* OBJECTIVE:
From the listing below, extract each line containing the string "data".

───── MATERIAL FOR THIS TASK ─────

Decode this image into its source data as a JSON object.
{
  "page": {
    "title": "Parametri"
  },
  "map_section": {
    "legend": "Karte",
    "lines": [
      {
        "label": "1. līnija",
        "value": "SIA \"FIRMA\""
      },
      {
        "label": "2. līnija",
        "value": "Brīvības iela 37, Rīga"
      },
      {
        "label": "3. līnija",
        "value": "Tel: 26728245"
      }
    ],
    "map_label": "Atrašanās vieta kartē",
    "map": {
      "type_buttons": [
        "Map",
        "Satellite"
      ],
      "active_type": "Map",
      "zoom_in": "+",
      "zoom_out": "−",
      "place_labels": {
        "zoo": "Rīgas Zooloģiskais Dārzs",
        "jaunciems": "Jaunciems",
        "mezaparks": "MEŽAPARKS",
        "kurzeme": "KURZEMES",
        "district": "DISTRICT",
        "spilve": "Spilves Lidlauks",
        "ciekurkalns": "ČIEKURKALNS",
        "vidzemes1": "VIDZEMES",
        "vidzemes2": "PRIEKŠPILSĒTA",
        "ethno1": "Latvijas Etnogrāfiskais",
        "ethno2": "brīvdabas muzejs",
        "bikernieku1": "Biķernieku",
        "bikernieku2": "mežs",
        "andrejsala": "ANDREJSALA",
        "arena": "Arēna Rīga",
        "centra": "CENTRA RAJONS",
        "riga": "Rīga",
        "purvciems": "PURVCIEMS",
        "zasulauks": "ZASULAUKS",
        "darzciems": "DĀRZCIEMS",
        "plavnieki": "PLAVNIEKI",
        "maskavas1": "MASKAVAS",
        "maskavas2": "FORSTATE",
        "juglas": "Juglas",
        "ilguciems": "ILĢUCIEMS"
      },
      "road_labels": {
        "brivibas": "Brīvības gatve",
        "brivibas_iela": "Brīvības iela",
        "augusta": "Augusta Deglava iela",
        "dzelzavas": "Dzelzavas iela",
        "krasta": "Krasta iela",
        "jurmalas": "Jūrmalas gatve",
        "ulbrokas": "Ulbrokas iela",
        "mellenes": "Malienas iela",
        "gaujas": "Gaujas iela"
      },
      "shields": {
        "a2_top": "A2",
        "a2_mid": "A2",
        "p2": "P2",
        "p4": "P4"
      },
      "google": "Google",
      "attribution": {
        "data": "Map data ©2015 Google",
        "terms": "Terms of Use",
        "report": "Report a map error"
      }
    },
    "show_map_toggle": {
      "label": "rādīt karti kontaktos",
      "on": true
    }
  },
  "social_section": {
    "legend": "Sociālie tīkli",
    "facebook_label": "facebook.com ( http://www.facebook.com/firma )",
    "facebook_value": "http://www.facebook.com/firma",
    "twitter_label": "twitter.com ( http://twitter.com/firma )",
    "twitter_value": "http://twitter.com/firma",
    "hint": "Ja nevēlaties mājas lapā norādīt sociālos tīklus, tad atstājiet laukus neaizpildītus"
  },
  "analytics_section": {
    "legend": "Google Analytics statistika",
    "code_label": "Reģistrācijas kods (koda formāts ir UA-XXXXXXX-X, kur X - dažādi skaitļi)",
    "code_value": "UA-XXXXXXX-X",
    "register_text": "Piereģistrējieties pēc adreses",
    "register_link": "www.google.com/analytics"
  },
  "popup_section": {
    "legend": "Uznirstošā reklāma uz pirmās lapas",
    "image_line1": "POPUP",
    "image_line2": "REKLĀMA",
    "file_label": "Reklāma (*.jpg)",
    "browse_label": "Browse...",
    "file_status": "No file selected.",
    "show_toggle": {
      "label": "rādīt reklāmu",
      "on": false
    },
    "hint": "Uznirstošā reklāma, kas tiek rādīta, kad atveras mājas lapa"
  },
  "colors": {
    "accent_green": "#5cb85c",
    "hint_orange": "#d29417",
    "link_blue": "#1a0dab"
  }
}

─────

* TASK RESULT:
Decode this image into its source data as a JSON object.
        "data": "Map data ©2015 Google",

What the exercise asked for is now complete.